TEXT SEGMENT:
= Roemer van Toorn =

Dutch architectural theorist

Roemer van Toorn, born 1960 in Amsterdam, Netherlands, is a Dutch architectural theorist, professor, writer, lecturer and photographer. Currently he is Professor Architectural Theory at the Umeå School of Architecture (UMA), in Umeå, Sweden.

==Academic career==
In 1991 Van Toorn received the Master of Architecture degree (with honours) from the Technical University Delft, the Netherlands. He has been in charge of the history and theory program, was head of publications, and head of the PhD research school at the Berlage Institute Postgraduate Laboratory of Architecture, in Rotterdam (from 1993–2010). He was a guest professor at the Delft School of Design (DSD), Delft University of Technology, The Netherlands (2004–2010), and guest professor at the Universität der Künste (2007–2008), Berlin, Germany, while at the same time pursuing a career as international lecturer and educator.

Since 2013 Roemer van Toorn is the architectural theory professor and director of the PhD research school at the newly established Umeå School of Architecture (in 2009) at Umeå University, Sweden.

STATED GOAL 1:
In the Roemer van Toorn biography, edit the stretch from "Roemer van Toorn, born" through "in Umeå, Sweden." so that "photographer" becomes "critic".
STATED GOAL 2:
According to the Roemer van Toorn biography, which university awarded him his Master of Architecture degree in 1991?
STATED GOAL 3:
Carry on the Roemer van Toorn biography from its final sentence.

[Page element annotations]
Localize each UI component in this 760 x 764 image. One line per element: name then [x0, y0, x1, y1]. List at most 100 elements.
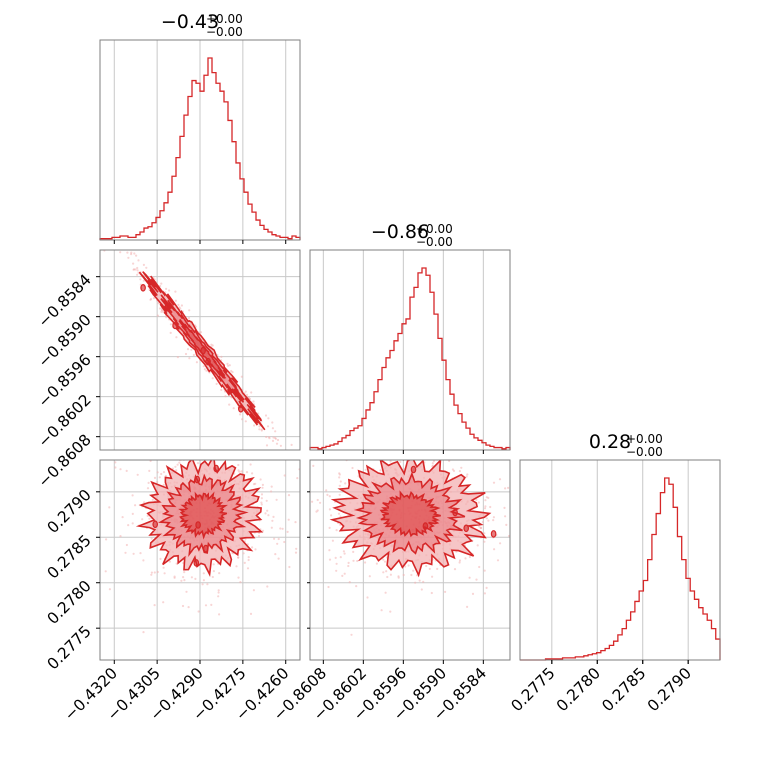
density-island [152, 520, 159, 529]
sample-point [139, 552, 142, 555]
sample-point [211, 575, 214, 579]
sample-point [240, 375, 243, 378]
sample-point [180, 579, 183, 582]
sample-point [328, 508, 331, 511]
sample-point [379, 469, 382, 472]
y-tick-label: 0.2775 [44, 622, 95, 673]
sample-point [430, 591, 433, 595]
sample-point [111, 235, 113, 237]
sample-point [104, 570, 107, 573]
sample-point [389, 610, 392, 613]
sample-point [504, 515, 507, 518]
sample-point [137, 259, 140, 262]
sample-point [465, 475, 468, 478]
sample-point [499, 542, 502, 545]
sample-point [270, 447, 272, 449]
sample-point [485, 586, 488, 590]
sample-point [149, 298, 152, 301]
sample-point [266, 425, 270, 428]
sample-point [258, 428, 261, 431]
sample-point [119, 535, 122, 538]
panel-title-lower-1: −0.00 [206, 25, 243, 39]
sample-point [353, 448, 355, 450]
sample-point [364, 561, 367, 564]
sample-point [399, 460, 402, 463]
sample-point [237, 469, 240, 472]
sample-point [148, 517, 151, 520]
sample-point [511, 507, 513, 509]
sample-point [133, 252, 136, 255]
sample-point [244, 444, 246, 446]
sample-point [413, 454, 415, 456]
sample-point [101, 222, 103, 224]
sample-point [283, 474, 286, 477]
sample-point [119, 251, 122, 254]
sample-point [484, 505, 487, 508]
sample-point [511, 458, 513, 460]
sample-point [119, 468, 122, 471]
sample-point [178, 461, 181, 464]
sample-point [252, 447, 254, 449]
sample-point [142, 559, 145, 562]
sample-point [397, 576, 400, 579]
sample-point [239, 413, 242, 416]
sample-point [150, 537, 153, 540]
sample-point [460, 466, 463, 469]
sample-point [342, 550, 345, 553]
sample-point [444, 590, 447, 594]
sample-point [274, 430, 277, 433]
sample-point [142, 263, 145, 266]
sample-point [271, 421, 274, 424]
sample-point [221, 452, 223, 454]
sample-point [418, 579, 421, 582]
sample-point [156, 480, 159, 484]
sample-point [412, 569, 415, 572]
sample-point [129, 246, 131, 248]
sample-point [422, 580, 425, 584]
panel-title-upper-3: +0.00 [626, 432, 663, 446]
sample-point [215, 408, 217, 410]
sample-point [338, 493, 341, 496]
sample-point [338, 484, 341, 487]
sample-point [294, 521, 297, 524]
sample-point [339, 480, 342, 483]
sample-point [251, 546, 254, 549]
sample-point [259, 478, 262, 481]
sample-point [375, 562, 378, 565]
sample-point [335, 569, 338, 572]
sample-point [136, 266, 139, 270]
sample-point [498, 478, 502, 481]
sample-point [328, 549, 331, 552]
sample-point [136, 273, 139, 276]
sample-point [414, 581, 417, 584]
x-tick-label: 0.2775 [508, 664, 559, 715]
sample-point [84, 514, 86, 516]
sample-point [344, 482, 347, 485]
axes-frame [99, 249, 301, 451]
sample-point [484, 499, 487, 502]
panel-title-upper-2: +0.00 [416, 222, 453, 236]
sample-point [382, 558, 385, 561]
sample-point [153, 476, 157, 479]
sample-point [247, 558, 250, 562]
sample-point [343, 552, 346, 555]
sample-point [265, 499, 268, 502]
sample-point [260, 501, 263, 504]
sample-point [226, 362, 229, 365]
sample-point [466, 605, 469, 609]
sample-point [146, 487, 150, 490]
sample-point [436, 567, 439, 571]
x-tick-label: 0.2785 [598, 664, 649, 715]
sample-point [475, 578, 478, 581]
sample-point [384, 439, 386, 441]
sample-point [341, 574, 344, 578]
density-contour [178, 491, 228, 540]
sample-point [197, 610, 200, 613]
sample-point [250, 391, 253, 394]
sample-point [245, 393, 249, 396]
panel-title-3: 0.28 [589, 431, 631, 453]
density-panel [101, 222, 293, 447]
sample-point [182, 576, 185, 579]
panel-title-lower-3: −0.00 [626, 445, 663, 459]
sample-point [175, 469, 178, 472]
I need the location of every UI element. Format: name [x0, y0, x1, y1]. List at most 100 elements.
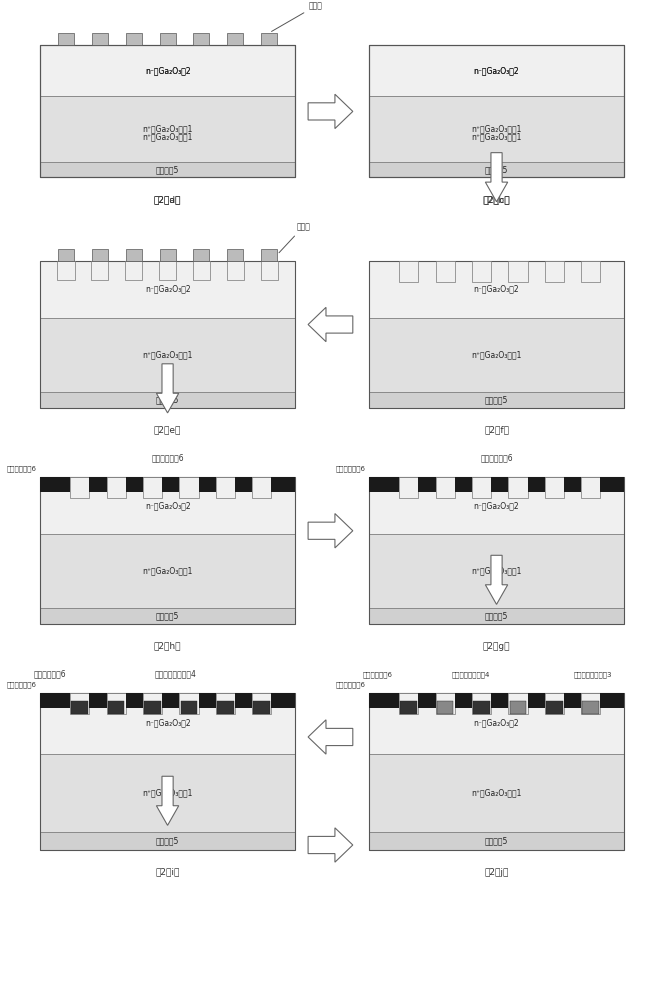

TASK ANSWER 1:
Roemer van Toorn, born 1960 in Amsterdam, Netherlands, is a Dutch architectural theorist, professor, writer, lecturer and critic. Currently he is Professor Architectural Theory at the Umeå School of Architecture (UMA), in Umeå, Sweden.

TASK ANSWER 2:
The Technical University Delft, in the Netherlands.

TASK ANSWER 3:
===Research and writing===
His research has focused on areas of national and international architecture, modernization, critical and political theory and as well on theoretical issues in contemporary architecture practice, policy and education. His work as researcher, educator, editor, architectural critic and photographer has been widely published and is international known. In 1994 he published his first book together with Ole Bouman, the encyclopaedic manifest “The Invisible in Architecture”. He has been the co-editor of several issues of the annual publication Architecture in the Netherlands. He has been an advisor and contributor of the architecture magazines Archis, Volume, Domus, Abitare, Nordic Journal of Architecture and Lo-Res Swedish PhD research magazine, and was one of the founding members together with Jennifer Sigler and Wiel Arets of magazine Hunch, the Berlage report. As author and photographer he contributes to Dutch, English, German, Swiss, Swedish and other international publications. In 2011 his publication “Wiel Arets: Stills, A timeline of ideas, articles & interviews 1982–2010” was awarded Best Dutch Book Design.

Currently he is investigating how different contemporary practices can make architecture politically under the title “Aesthetics as a Form of Politics”, while finalizing his text-image publication “Society of the And” with the support of the Swedish Research Council Formas.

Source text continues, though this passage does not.